Pull out every line containing the string "正常发光时".
# # # # #
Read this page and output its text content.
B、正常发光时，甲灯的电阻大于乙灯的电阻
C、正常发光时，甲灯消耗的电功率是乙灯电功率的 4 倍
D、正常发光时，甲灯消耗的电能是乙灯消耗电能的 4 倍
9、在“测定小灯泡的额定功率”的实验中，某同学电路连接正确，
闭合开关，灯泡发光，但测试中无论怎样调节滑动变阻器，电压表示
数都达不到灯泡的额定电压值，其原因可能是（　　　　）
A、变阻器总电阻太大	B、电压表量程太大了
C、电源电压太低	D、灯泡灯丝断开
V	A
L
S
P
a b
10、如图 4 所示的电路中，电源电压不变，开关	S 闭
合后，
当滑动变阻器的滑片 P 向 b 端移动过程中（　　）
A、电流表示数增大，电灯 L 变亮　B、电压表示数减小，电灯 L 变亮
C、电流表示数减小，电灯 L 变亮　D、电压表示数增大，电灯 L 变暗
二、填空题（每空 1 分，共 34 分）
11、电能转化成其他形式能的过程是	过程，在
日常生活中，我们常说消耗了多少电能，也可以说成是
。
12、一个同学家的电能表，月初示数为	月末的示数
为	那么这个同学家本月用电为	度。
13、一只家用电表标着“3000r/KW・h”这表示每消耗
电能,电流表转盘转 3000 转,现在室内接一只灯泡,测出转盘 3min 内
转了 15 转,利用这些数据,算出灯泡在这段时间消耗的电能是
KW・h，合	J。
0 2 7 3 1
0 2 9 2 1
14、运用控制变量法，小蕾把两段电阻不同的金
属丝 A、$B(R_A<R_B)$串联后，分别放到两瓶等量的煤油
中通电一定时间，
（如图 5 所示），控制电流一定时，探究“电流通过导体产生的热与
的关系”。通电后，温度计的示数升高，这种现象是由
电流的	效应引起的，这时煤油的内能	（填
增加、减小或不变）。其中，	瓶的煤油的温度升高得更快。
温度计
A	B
# # # # #
* [Written response]
B、正常发光时，甲灯的电阻大于乙灯的电阻
C、正常发光时，甲灯消耗的电功率是乙灯电功率的 4 倍
D、正常发光时，甲灯消耗的电能是乙灯消耗电能的 4 倍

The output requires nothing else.